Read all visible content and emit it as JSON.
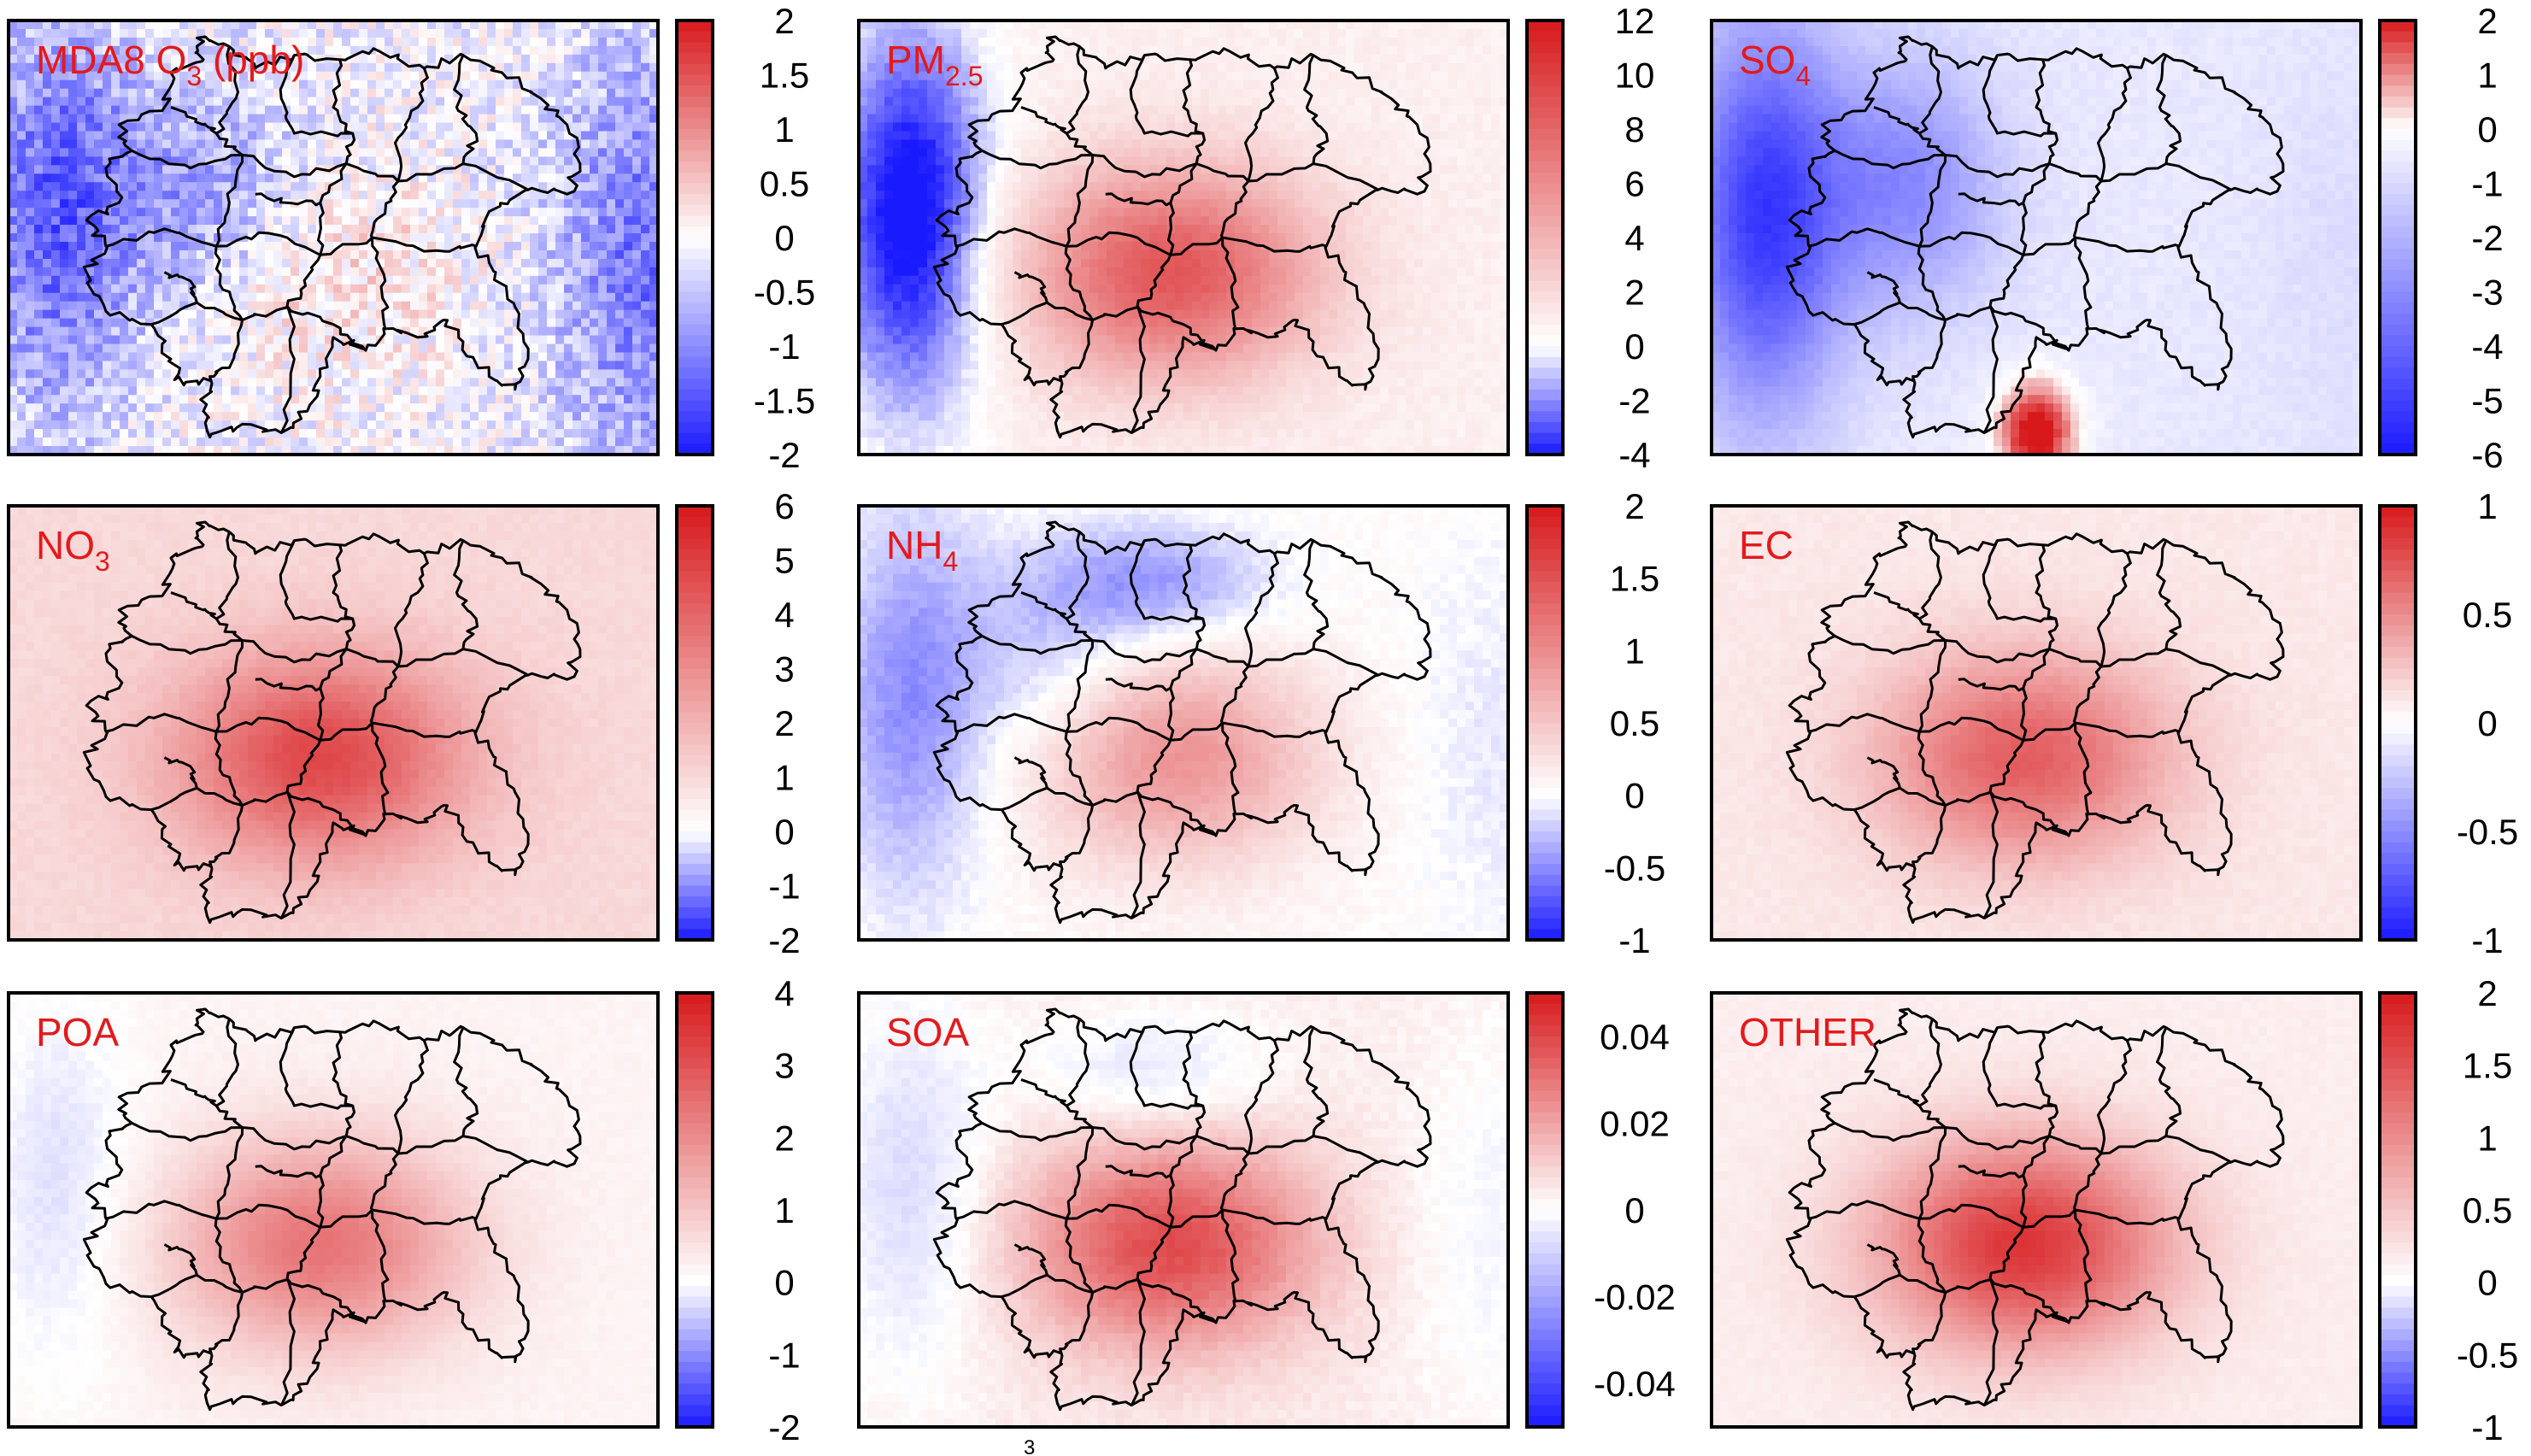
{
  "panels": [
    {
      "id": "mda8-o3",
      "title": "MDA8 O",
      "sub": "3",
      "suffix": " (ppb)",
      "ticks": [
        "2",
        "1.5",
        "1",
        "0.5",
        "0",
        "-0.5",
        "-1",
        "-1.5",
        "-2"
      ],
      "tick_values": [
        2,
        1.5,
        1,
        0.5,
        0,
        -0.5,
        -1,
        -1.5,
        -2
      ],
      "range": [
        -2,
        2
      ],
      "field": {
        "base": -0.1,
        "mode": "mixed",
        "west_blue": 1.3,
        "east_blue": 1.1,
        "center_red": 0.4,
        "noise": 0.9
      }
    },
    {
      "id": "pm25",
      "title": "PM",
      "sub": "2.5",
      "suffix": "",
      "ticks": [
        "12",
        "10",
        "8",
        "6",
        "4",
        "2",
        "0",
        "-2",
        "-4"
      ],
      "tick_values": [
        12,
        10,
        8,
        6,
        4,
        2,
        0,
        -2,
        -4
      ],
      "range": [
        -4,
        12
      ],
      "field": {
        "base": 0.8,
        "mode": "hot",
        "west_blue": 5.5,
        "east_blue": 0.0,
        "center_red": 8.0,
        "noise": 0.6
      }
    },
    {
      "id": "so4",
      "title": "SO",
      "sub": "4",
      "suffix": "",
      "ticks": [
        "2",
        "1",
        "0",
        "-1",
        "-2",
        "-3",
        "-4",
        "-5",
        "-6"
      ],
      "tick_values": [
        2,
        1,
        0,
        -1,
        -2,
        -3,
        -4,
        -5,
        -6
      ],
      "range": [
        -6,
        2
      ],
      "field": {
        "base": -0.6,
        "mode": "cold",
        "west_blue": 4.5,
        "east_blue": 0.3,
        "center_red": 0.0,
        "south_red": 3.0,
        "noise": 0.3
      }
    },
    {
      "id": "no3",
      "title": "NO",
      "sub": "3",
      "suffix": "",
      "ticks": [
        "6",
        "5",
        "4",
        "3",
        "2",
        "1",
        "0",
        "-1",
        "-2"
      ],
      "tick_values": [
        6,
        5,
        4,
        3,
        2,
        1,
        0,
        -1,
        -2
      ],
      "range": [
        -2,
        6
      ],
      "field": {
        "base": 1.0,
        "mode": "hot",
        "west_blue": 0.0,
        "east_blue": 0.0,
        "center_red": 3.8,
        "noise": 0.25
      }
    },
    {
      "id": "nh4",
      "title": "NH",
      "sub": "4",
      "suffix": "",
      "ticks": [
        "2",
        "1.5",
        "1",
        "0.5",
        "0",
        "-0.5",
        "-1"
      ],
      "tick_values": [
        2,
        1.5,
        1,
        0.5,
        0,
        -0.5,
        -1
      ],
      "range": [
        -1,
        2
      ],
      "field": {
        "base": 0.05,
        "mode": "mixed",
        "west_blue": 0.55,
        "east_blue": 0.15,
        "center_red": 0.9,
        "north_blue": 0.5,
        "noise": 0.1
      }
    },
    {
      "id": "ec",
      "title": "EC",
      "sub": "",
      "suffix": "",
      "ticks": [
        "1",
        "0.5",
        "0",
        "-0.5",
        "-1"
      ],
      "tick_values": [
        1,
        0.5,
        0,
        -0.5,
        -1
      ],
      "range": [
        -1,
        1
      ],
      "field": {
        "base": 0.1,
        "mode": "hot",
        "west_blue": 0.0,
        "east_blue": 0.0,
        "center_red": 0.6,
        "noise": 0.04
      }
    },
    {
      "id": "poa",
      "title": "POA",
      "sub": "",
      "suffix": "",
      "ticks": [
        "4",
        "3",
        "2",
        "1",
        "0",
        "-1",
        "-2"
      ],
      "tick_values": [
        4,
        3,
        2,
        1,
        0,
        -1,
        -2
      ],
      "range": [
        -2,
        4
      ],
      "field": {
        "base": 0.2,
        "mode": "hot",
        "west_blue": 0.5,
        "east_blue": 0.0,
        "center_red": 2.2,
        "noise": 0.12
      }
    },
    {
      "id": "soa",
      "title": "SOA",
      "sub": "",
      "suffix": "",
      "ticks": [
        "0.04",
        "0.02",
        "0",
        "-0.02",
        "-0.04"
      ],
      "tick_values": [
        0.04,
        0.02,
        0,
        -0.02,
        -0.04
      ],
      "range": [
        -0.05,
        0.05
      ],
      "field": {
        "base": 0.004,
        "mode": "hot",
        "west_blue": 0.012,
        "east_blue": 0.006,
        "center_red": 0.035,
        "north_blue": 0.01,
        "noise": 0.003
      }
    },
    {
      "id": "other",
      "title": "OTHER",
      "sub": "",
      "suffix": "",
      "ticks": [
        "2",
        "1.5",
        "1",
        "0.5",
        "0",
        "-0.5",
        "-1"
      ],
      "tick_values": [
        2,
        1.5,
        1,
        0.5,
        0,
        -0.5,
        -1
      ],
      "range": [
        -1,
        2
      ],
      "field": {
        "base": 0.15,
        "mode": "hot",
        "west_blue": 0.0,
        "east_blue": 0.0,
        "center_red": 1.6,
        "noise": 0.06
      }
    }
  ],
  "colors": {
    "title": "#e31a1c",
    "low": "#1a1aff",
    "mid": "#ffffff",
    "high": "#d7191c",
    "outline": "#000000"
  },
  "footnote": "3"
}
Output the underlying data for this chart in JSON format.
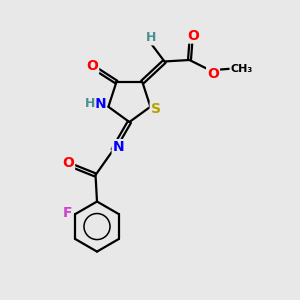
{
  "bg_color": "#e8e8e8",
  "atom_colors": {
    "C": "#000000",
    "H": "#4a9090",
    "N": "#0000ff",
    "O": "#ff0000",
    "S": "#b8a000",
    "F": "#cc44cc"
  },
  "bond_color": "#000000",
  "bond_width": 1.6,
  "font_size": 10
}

GIVEN TASK: Copy exactly, please, the lines that run from the line holding "Output the underlying" through the closing line of the material above, omitting every picture.

FINISHED EXERCISE:
Output the underlying data for this chart in JSON format.
{
  "bg_color": "#e8e8e8",
  "atom_colors": {
    "C": "#000000",
    "H": "#4a9090",
    "N": "#0000ff",
    "O": "#ff0000",
    "S": "#b8a000",
    "F": "#cc44cc"
  },
  "bond_color": "#000000",
  "bond_width": 1.6,
  "font_size": 10
}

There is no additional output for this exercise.